:: Données sources ::

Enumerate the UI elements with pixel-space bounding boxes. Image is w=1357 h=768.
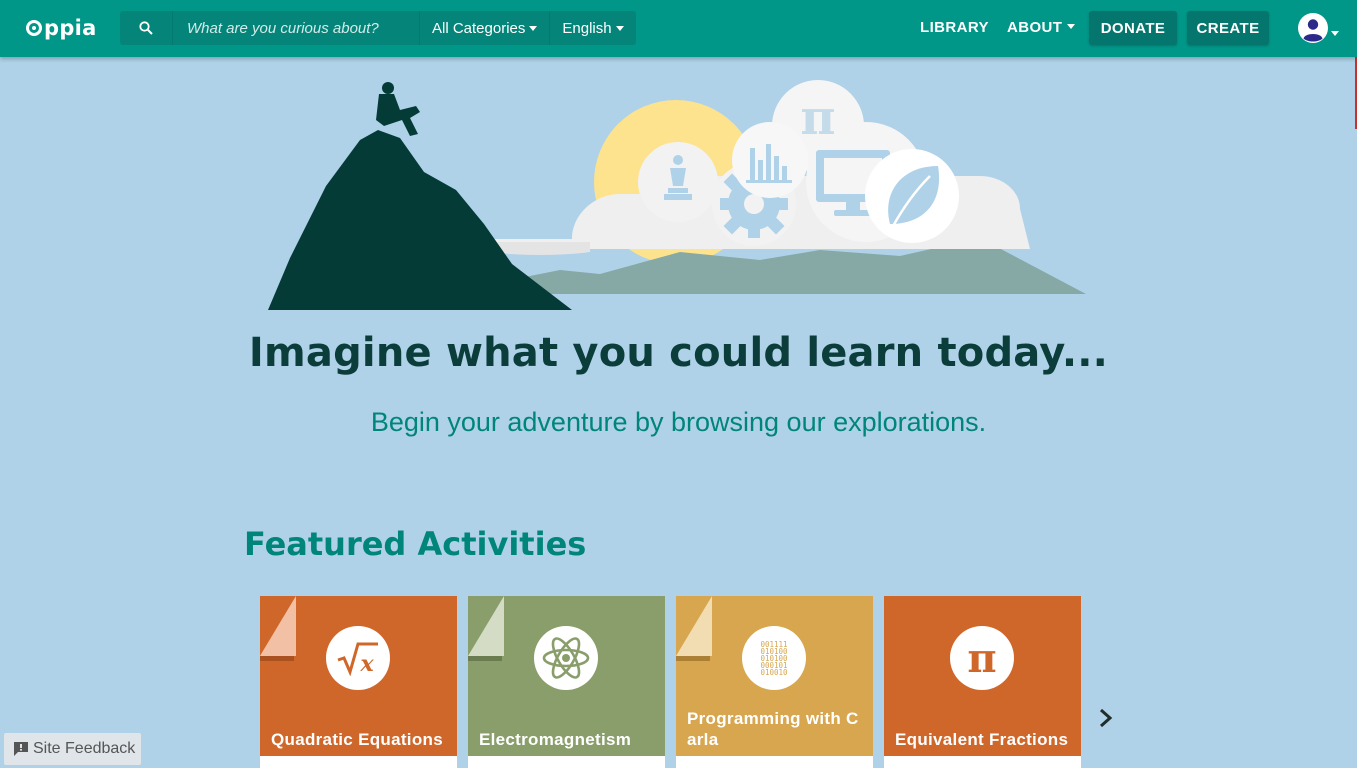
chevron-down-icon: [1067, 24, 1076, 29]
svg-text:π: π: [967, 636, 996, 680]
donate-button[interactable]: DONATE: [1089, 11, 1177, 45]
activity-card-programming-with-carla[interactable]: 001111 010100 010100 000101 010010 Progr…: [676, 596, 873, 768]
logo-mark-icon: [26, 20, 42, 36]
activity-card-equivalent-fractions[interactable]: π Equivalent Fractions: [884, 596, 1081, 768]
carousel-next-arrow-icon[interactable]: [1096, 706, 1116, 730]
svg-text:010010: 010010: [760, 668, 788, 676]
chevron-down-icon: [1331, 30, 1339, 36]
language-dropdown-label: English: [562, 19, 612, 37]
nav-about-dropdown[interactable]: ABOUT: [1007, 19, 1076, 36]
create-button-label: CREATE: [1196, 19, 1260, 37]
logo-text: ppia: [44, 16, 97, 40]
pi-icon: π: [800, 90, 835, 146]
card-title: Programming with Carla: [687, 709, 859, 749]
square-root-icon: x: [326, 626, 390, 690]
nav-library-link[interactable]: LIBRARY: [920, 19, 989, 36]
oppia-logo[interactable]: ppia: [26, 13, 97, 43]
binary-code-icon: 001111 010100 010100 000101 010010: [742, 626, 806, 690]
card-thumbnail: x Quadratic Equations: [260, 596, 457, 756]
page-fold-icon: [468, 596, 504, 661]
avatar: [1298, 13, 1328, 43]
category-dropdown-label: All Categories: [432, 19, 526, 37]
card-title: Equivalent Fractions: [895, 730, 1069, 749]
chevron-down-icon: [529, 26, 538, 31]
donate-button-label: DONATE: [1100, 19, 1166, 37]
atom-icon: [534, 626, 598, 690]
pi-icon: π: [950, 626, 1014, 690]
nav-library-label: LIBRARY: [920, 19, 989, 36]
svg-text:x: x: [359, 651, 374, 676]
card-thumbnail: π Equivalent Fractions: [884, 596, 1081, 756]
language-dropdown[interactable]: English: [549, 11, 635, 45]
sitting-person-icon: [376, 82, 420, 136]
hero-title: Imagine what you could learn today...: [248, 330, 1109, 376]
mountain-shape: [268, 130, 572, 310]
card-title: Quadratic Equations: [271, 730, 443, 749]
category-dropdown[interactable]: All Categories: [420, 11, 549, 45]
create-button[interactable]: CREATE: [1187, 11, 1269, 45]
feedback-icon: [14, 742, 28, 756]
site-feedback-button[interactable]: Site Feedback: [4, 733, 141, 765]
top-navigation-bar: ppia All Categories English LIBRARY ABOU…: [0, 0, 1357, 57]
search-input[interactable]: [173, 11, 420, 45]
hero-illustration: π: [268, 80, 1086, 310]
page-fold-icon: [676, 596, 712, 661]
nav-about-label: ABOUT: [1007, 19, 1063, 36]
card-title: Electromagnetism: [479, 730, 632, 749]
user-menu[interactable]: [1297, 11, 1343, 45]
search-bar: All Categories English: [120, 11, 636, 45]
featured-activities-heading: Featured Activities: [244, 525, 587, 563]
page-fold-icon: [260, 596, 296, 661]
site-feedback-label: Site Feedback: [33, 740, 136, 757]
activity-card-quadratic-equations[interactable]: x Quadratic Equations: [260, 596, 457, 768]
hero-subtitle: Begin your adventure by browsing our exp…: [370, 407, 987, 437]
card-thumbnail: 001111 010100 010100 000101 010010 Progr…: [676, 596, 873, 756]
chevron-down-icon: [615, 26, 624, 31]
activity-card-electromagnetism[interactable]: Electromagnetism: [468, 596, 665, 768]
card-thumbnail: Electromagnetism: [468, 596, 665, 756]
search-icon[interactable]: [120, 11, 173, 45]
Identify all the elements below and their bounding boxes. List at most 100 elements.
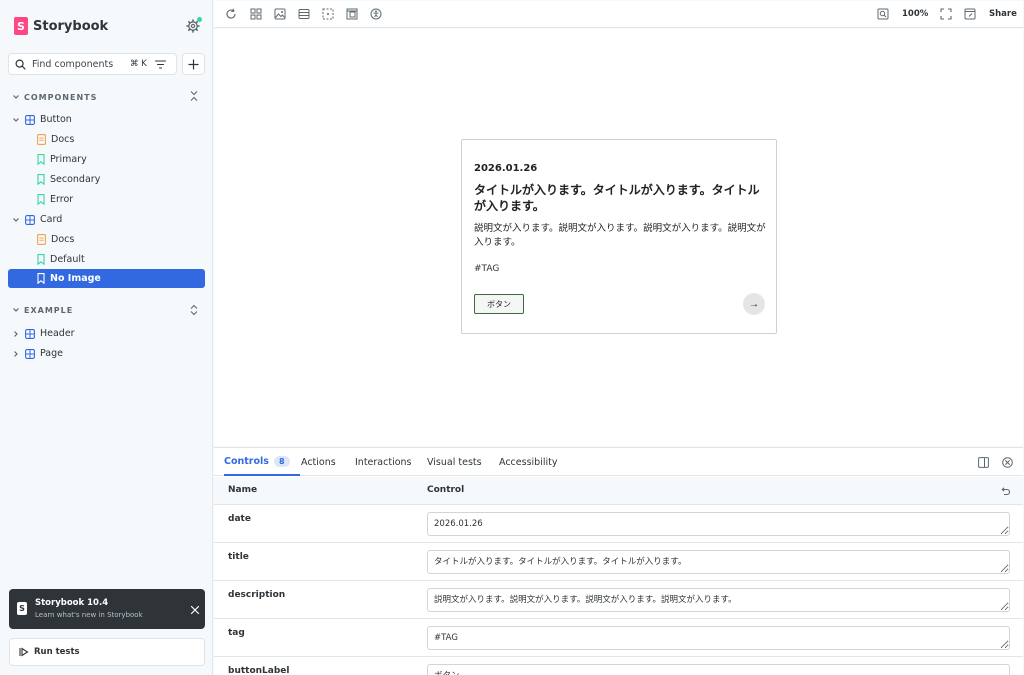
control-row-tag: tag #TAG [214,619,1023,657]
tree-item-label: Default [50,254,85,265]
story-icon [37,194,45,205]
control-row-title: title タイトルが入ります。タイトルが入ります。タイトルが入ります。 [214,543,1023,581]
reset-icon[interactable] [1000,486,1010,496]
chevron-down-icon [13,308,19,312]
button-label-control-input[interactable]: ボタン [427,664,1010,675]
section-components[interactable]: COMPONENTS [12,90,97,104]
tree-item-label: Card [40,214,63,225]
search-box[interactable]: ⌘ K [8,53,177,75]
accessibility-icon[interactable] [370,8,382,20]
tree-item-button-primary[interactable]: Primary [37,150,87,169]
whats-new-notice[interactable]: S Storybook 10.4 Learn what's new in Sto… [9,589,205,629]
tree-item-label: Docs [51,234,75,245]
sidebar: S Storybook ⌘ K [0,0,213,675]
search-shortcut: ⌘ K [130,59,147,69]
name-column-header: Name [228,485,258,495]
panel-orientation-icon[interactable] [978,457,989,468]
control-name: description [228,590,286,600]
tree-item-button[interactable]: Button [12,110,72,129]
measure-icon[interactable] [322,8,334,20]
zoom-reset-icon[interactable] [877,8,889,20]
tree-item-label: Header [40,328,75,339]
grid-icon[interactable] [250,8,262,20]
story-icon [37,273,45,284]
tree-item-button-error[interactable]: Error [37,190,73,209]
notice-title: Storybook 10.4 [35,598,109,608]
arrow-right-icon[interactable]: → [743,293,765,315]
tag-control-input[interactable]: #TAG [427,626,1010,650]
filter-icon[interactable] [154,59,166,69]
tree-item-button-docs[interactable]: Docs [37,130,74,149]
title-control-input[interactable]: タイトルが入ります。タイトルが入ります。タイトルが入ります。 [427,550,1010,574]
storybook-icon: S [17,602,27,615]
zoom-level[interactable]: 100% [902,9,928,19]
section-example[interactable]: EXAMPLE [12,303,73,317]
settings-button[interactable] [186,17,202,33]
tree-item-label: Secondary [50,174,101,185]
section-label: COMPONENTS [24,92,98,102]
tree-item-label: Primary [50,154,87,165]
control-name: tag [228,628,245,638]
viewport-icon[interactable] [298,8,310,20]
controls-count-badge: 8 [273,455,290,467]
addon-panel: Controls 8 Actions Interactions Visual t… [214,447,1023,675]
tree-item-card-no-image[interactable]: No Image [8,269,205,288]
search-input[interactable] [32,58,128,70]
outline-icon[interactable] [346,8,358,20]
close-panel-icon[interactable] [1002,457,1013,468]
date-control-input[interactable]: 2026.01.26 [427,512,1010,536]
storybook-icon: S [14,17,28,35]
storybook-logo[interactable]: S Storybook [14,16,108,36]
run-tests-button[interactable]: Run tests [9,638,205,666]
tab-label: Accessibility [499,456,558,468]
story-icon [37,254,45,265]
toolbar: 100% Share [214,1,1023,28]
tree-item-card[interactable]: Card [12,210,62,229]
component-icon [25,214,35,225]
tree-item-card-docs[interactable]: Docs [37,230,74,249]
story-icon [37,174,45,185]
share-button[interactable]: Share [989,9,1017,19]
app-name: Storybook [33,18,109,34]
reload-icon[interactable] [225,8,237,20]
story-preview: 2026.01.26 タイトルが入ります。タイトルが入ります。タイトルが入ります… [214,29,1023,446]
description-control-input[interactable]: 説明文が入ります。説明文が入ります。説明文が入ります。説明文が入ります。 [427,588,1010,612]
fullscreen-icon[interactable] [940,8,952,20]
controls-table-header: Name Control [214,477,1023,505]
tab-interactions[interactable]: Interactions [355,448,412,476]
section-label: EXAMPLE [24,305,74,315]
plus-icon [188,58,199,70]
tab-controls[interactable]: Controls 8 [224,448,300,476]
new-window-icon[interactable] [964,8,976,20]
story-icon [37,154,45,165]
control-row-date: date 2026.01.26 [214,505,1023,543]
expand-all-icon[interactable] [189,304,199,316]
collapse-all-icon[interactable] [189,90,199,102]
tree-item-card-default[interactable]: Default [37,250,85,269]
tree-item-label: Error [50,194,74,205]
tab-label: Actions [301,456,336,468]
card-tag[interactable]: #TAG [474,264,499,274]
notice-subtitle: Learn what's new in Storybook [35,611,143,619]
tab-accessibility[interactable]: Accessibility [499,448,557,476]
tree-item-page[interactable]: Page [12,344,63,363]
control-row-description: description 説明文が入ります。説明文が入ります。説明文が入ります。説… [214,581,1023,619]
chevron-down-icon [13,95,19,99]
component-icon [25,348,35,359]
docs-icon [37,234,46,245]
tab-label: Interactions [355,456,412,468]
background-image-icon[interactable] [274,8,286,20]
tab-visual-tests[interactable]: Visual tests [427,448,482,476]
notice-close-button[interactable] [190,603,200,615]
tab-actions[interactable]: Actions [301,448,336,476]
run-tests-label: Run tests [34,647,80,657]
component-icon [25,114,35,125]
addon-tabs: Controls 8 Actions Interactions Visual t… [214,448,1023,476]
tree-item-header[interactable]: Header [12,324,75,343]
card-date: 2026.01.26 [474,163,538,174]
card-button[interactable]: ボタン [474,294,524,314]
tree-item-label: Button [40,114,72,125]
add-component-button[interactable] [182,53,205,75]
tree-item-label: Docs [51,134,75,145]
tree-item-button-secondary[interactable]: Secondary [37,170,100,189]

:::

__Consigne__:
Substituez « clickable » à « interactable » dans la portion des entrées qui s'ouvre sur la ligne contenant « chevron-down-icon: [1067, 24, 1076, 29] » et se ferme sur celle contenant « 596, 873, 768] », ces deux lignes comprises. Recopiez uniquement ces lignes, sans autre changement.

__Corrigé__:
chevron-down-icon: [1067, 24, 1076, 29]
svg-text:π: π: [967, 636, 996, 680]
donate-button[clickable]: DONATE: [1089, 11, 1177, 45]
activity-card-programming-with-carla[clickable]: 001111 010100 010100 000101 010010 Progr…: [676, 596, 873, 768]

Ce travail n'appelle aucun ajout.